### PROBLEM
Only the pictures are to be left out; set down the rest of the records exactly.

[Records]

# # # # #

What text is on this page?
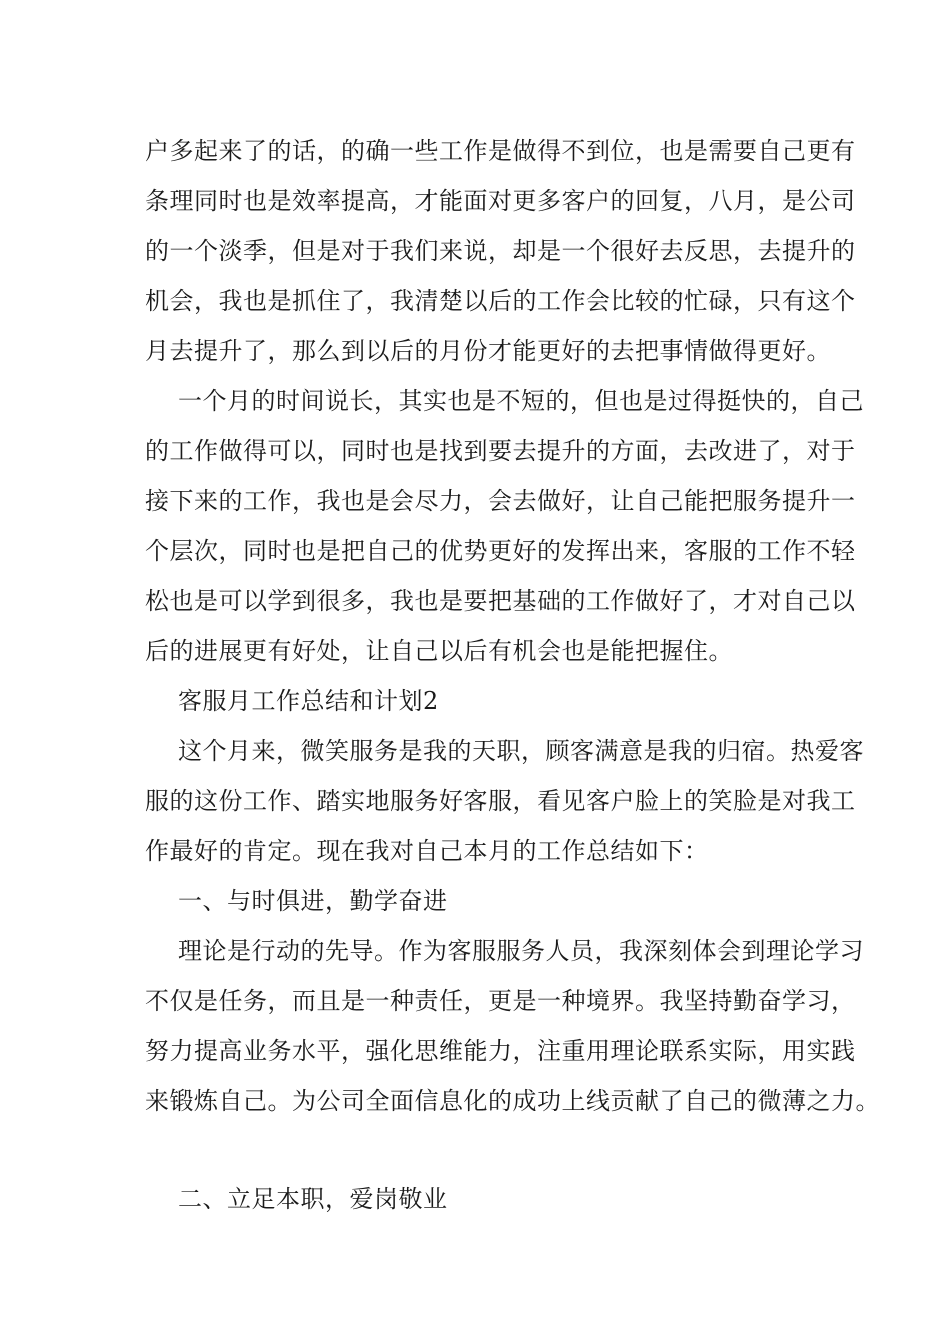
户多起来了的话，的确一些工作是做得不到位，也是需要自己更有
条理同时也是效率提高，才能面对更多客户的回复，八月，是公司
的一个淡季，但是对于我们来说，却是一个很好去反思，去提升的
机会，我也是抓住了，我清楚以后的工作会比较的忙碌，只有这个
月去提升了，那么到以后的月份才能更好的去把事情做得更好。
一个月的时间说长，其实也是不短的，但也是过得挺快的，自己
的工作做得可以，同时也是找到要去提升的方面，去改进了，对于
接下来的工作，我也是会尽力，会去做好，让自己能把服务提升一
个层次，同时也是把自己的优势更好的发挥出来，客服的工作不轻
松也是可以学到很多，我也是要把基础的工作做好了，才对自己以
后的进展更有好处，让自己以后有机会也是能把握住。
客服月工作总结和计划2
这个月来，微笑服务是我的天职，顾客满意是我的归宿。热爱客
服的这份工作、踏实地服务好客服，看见客户脸上的笑脸是对我工
作最好的肯定。现在我对自己本月的工作总结如下：
一、与时俱进，勤学奋进
理论是行动的先导。作为客服服务人员，我深刻体会到理论学习
不仅是任务，而且是一种责任，更是一种境界。我坚持勤奋学习，
努力提高业务水平，强化思维能力，注重用理论联系实际，用实践
来锻炼自己。为公司全面信息化的成功上线贡献了自己的微薄之力。
二、立足本职，爱岗敬业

# # # # #

### ANSWER BELOW
What text is on this page?
户多起来了的话，的确一些工作是做得不到位，也是需要自己更有
条理同时也是效率提高，才能面对更多客户的回复，八月，是公司
的一个淡季，但是对于我们来说，却是一个很好去反思，去提升的
机会，我也是抓住了，我清楚以后的工作会比较的忙碌，只有这个
月去提升了，那么到以后的月份才能更好的去把事情做得更好。
一个月的时间说长，其实也是不短的，但也是过得挺快的，自己
的工作做得可以，同时也是找到要去提升的方面，去改进了，对于
接下来的工作，我也是会尽力，会去做好，让自己能把服务提升一
个层次，同时也是把自己的优势更好的发挥出来，客服的工作不轻
松也是可以学到很多，我也是要把基础的工作做好了，才对自己以
后的进展更有好处，让自己以后有机会也是能把握住。
客服月工作总结和计划2
这个月来，微笑服务是我的天职，顾客满意是我的归宿。热爱客
服的这份工作、踏实地服务好客服，看见客户脸上的笑脸是对我工
作最好的肯定。现在我对自己本月的工作总结如下：
一、与时俱进，勤学奋进
理论是行动的先导。作为客服服务人员，我深刻体会到理论学习
不仅是任务，而且是一种责任，更是一种境界。我坚持勤奋学习，
努力提高业务水平，强化思维能力，注重用理论联系实际，用实践
来锻炼自己。为公司全面信息化的成功上线贡献了自己的微薄之力。
二、立足本职，爱岗敬业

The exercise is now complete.